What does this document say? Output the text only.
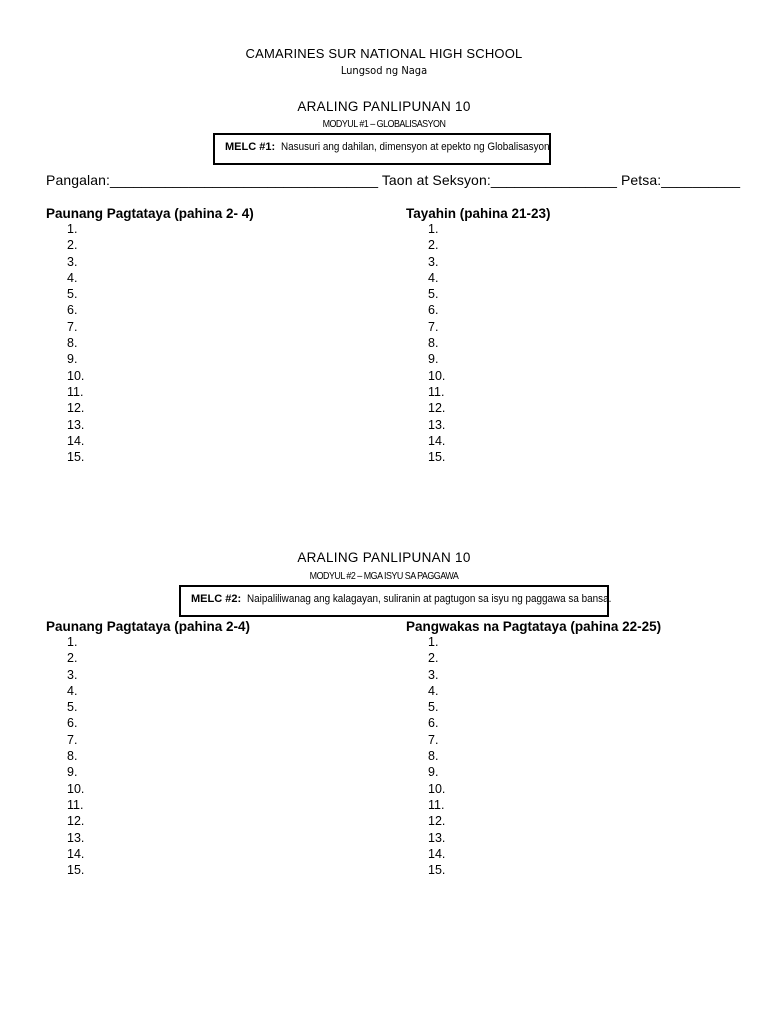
CAMARINES SUR NATIONAL HIGH SCHOOL
Lungsod ng Naga
ARALING PANLIPUNAN 10
MODYUL #1 – GLOBALISASYON
MELC #1: Nasusuri ang dahilan, dimensyon at epekto ng Globalisasyon
Pangalan:__________________________________ Taon at Seksyon:________________ Petsa:__________
Paunang Pagtataya (pahina 2- 4)	Tayahin (pahina 21-23)
1.
2.
3.
4.
5.
6.
7.
8.
9.
10.
11.
12.
13.
14.
15.
1.
2.
3.
4.
5.
6.
7.
8.
9.
10.
11.
12.
13.
14.
15.
ARALING PANLIPUNAN 10
MODYUL #2 – MGA ISYU SA PAGGAWA
MELC #2: Naipaliliwanag ang kalagayan, suliranin at pagtugon sa isyu ng paggawa sa bansa.
Paunang Pagtataya (pahina 2-4)	Pangwakas na Pagtataya (pahina 22-25)
1.
2.
3.
4.
5.
6.
7.
8.
9.
10.
11.
12.
13.
14.
15.
1.
2.
3.
4.
5.
6.
7.
8.
9.
10.
11.
12.
13.
14.
15.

> **Goal of the exercise**
Find the string "Paunang" in the entries above and return each line that holds it.

> **Answer for the task**
Paunang Pagtataya (pahina 2- 4)	Tayahin (pahina 21-23)
Paunang Pagtataya (pahina 2-4)	Pangwakas na Pagtataya (pahina 22-25)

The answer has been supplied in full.